>> START

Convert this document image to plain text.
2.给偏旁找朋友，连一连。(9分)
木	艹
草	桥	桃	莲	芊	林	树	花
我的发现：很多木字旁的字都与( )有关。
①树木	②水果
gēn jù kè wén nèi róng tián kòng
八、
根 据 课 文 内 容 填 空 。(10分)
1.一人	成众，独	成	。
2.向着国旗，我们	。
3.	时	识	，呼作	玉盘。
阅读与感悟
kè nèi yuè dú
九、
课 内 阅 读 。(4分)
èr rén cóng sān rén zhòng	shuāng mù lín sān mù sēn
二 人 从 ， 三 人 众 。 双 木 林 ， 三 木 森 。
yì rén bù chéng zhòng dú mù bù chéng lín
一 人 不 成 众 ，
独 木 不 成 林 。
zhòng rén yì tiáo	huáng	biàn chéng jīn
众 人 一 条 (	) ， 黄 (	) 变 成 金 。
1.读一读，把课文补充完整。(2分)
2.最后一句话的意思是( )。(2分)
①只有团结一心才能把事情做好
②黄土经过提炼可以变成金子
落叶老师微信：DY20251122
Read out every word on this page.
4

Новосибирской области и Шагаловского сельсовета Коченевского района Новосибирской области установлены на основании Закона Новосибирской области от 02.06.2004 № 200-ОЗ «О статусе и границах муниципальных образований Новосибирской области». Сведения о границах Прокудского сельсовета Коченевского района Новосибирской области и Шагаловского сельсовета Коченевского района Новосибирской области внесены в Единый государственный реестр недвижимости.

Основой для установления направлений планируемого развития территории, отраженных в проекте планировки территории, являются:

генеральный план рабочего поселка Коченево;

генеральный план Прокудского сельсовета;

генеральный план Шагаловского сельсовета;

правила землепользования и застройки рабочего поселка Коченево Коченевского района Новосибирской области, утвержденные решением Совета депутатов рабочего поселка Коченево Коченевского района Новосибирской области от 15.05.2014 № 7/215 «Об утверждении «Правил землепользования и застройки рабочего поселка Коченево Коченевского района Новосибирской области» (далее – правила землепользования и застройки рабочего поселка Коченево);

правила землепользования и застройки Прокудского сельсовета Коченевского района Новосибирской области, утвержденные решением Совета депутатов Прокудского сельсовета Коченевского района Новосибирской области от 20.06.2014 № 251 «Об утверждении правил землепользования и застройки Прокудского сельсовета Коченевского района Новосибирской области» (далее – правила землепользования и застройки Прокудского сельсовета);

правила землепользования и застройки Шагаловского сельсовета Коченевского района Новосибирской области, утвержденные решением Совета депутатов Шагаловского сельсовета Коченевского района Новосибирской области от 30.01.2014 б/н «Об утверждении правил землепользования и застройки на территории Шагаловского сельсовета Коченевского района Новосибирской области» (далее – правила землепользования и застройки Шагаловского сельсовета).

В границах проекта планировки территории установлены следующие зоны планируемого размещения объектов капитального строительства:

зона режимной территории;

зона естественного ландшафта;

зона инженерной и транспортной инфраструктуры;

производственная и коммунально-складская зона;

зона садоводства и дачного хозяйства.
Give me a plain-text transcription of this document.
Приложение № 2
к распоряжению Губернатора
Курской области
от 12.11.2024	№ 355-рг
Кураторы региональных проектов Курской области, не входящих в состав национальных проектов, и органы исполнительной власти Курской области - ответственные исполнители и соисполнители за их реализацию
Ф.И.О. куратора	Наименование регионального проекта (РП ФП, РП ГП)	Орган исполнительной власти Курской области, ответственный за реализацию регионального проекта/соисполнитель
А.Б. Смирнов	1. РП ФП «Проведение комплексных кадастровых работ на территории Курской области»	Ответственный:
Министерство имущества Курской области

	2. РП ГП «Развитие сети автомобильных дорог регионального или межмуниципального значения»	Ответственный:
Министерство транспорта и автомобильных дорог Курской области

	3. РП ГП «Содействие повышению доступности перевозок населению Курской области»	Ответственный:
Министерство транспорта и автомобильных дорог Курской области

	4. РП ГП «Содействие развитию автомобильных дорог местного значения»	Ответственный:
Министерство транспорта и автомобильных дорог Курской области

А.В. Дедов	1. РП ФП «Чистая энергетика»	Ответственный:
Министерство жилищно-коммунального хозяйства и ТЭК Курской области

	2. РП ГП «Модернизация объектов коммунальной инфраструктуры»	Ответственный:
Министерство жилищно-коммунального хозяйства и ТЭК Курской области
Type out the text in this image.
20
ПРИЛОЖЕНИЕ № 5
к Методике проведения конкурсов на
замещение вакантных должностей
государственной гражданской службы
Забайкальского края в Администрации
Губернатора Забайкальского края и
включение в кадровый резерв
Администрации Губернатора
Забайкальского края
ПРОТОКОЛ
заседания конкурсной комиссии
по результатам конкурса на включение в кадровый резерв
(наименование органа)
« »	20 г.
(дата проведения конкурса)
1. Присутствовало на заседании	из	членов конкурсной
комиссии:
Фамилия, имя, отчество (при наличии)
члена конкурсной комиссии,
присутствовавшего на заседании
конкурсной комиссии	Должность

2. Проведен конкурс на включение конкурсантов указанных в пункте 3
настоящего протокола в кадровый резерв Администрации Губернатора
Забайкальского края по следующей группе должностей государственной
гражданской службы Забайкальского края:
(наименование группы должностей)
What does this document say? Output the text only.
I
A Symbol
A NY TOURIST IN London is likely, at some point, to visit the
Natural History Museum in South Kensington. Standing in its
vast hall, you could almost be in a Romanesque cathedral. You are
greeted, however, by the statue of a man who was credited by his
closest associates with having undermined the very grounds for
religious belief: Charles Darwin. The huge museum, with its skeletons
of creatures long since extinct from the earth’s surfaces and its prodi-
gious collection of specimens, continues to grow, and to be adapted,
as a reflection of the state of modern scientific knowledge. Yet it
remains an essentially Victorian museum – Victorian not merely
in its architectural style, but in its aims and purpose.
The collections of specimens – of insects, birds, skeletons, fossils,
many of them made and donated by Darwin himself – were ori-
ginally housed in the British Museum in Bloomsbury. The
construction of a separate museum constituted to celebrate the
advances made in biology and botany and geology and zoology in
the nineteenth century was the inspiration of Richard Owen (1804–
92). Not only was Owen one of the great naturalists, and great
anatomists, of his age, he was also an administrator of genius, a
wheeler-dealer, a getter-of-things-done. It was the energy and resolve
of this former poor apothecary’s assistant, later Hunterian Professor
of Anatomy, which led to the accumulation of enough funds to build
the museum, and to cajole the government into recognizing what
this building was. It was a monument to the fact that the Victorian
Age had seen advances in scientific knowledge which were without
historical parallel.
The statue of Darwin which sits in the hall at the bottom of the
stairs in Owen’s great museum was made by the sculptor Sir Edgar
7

>> END

Work instructions :: Your task is to repeat the data exactly, with nothing left out.

Output for this exercise ::
Convert this document image to plain text.
2.给偏旁找朋友，连一连。(9分)
木	艹
草	桥	桃	莲	芊	林	树	花
我的发现：很多木字旁的字都与( )有关。
①树木	②水果
gēn jù kè wén nèi róng tián kòng
八、
根 据 课 文 内 容 填 空 。(10分)
1.一人	成众，独	成	。
2.向着国旗，我们	。
3.	时	识	，呼作	玉盘。
阅读与感悟
kè nèi yuè dú
九、
课 内 阅 读 。(4分)
èr rén cóng sān rén zhòng	shuāng mù lín sān mù sēn
二 人 从 ， 三 人 众 。 双 木 林 ， 三 木 森 。
yì rén bù chéng zhòng dú mù bù chéng lín
一 人 不 成 众 ，
独 木 不 成 林 。
zhòng rén yì tiáo	huáng	biàn chéng jīn
众 人 一 条 (	) ， 黄 (	) 变 成 金 。
1.读一读，把课文补充完整。(2分)
2.最后一句话的意思是( )。(2分)
①只有团结一心才能把事情做好
②黄土经过提炼可以变成金子
落叶老师微信：DY20251122
Read out every word on this page.
4

Новосибирской области и Шагаловского сельсовета Коченевского района Новосибирской области установлены на основании Закона Новосибирской области от 02.06.2004 № 200-ОЗ «О статусе и границах муниципальных образований Новосибирской области». Сведения о границах Прокудского сельсовета Коченевского района Новосибирской области и Шагаловского сельсовета Коченевского района Новосибирской области внесены в Единый государственный реестр недвижимости.

Основой для установления направлений планируемого развития территории, отраженных в проекте планировки территории, являются:

генеральный план рабочего поселка Коченево;

генеральный план Прокудского сельсовета;

генеральный план Шагаловского сельсовета;

правила землепользования и застройки рабочего поселка Коченево Коченевского района Новосибирской области, утвержденные решением Совета депутатов рабочего поселка Коченево Коченевского района Новосибирской области от 15.05.2014 № 7/215 «Об утверждении «Правил землепользования и застройки рабочего поселка Коченево Коченевского района Новосибирской области» (далее – правила землепользования и застройки рабочего поселка Коченево);

правила землепользования и застройки Прокудского сельсовета Коченевского района Новосибирской области, утвержденные решением Совета депутатов Прокудского сельсовета Коченевского района Новосибирской области от 20.06.2014 № 251 «Об утверждении правил землепользования и застройки Прокудского сельсовета Коченевского района Новосибирской области» (далее – правила землепользования и застройки Прокудского сельсовета);

правила землепользования и застройки Шагаловского сельсовета Коченевского района Новосибирской области, утвержденные решением Совета депутатов Шагаловского сельсовета Коченевского района Новосибирской области от 30.01.2014 б/н «Об утверждении правил землепользования и застройки на территории Шагаловского сельсовета Коченевского района Новосибирской области» (далее – правила землепользования и застройки Шагаловского сельсовета).

В границах проекта планировки территории установлены следующие зоны планируемого размещения объектов капитального строительства:

зона режимной территории;

зона естественного ландшафта;

зона инженерной и транспортной инфраструктуры;

производственная и коммунально-складская зона;

зона садоводства и дачного хозяйства.
Give me a plain-text transcription of this document.
Приложение № 2
к распоряжению Губернатора
Курской области
от 12.11.2024	№ 355-рг
Кураторы региональных проектов Курской области, не входящих в состав национальных проектов, и органы исполнительной власти Курской области - ответственные исполнители и соисполнители за их реализацию
Ф.И.О. куратора	Наименование регионального проекта (РП ФП, РП ГП)	Орган исполнительной власти Курской области, ответственный за реализацию регионального проекта/соисполнитель
А.Б. Смирнов	1. РП ФП «Проведение комплексных кадастровых работ на территории Курской области»	Ответственный:
Министерство имущества Курской области

	2. РП ГП «Развитие сети автомобильных дорог регионального или межмуниципального значения»	Ответственный:
Министерство транспорта и автомобильных дорог Курской области

	3. РП ГП «Содействие повышению доступности перевозок населению Курской области»	Ответственный:
Министерство транспорта и автомобильных дорог Курской области

	4. РП ГП «Содействие развитию автомобильных дорог местного значения»	Ответственный:
Министерство транспорта и автомобильных дорог Курской области

А.В. Дедов	1. РП ФП «Чистая энергетика»	Ответственный:
Министерство жилищно-коммунального хозяйства и ТЭК Курской области

	2. РП ГП «Модернизация объектов коммунальной инфраструктуры»	Ответственный:
Министерство жилищно-коммунального хозяйства и ТЭК Курской области
Type out the text in this image.
20
ПРИЛОЖЕНИЕ № 5
к Методике проведения конкурсов на
замещение вакантных должностей
государственной гражданской службы
Забайкальского края в Администрации
Губернатора Забайкальского края и
включение в кадровый резерв
Администрации Губернатора
Забайкальского края
ПРОТОКОЛ
заседания конкурсной комиссии
по результатам конкурса на включение в кадровый резерв
(наименование органа)
« »	20 г.
(дата проведения конкурса)
1. Присутствовало на заседании	из	членов конкурсной
комиссии:
Фамилия, имя, отчество (при наличии)
члена конкурсной комиссии,
присутствовавшего на заседании
конкурсной комиссии	Должность

2. Проведен конкурс на включение конкурсантов указанных в пункте 3
настоящего протокола в кадровый резерв Администрации Губернатора
Забайкальского края по следующей группе должностей государственной
гражданской службы Забайкальского края:
(наименование группы должностей)
What does this document say? Output the text only.
I
A Symbol
A NY TOURIST IN London is likely, at some point, to visit the
Natural History Museum in South Kensington. Standing in its
vast hall, you could almost be in a Romanesque cathedral. You are
greeted, however, by the statue of a man who was credited by his
closest associates with having undermined the very grounds for
religious belief: Charles Darwin. The huge museum, with its skeletons
of creatures long since extinct from the earth’s surfaces and its prodi-
gious collection of specimens, continues to grow, and to be adapted,
as a reflection of the state of modern scientific knowledge. Yet it
remains an essentially Victorian museum – Victorian not merely
in its architectural style, but in its aims and purpose.
The collections of specimens – of insects, birds, skeletons, fossils,
many of them made and donated by Darwin himself – were ori-
ginally housed in the British Museum in Bloomsbury. The
construction of a separate museum constituted to celebrate the
advances made in biology and botany and geology and zoology in
the nineteenth century was the inspiration of Richard Owen (1804–
92). Not only was Owen one of the great naturalists, and great
anatomists, of his age, he was also an administrator of genius, a
wheeler-dealer, a getter-of-things-done. It was the energy and resolve
of this former poor apothecary’s assistant, later Hunterian Professor
of Anatomy, which led to the accumulation of enough funds to build
the museum, and to cajole the government into recognizing what
this building was. It was a monument to the fact that the Victorian
Age had seen advances in scientific knowledge which were without
historical parallel.
The statue of Darwin which sits in the hall at the bottom of the
stairs in Owen’s great museum was made by the sculptor Sir Edgar
7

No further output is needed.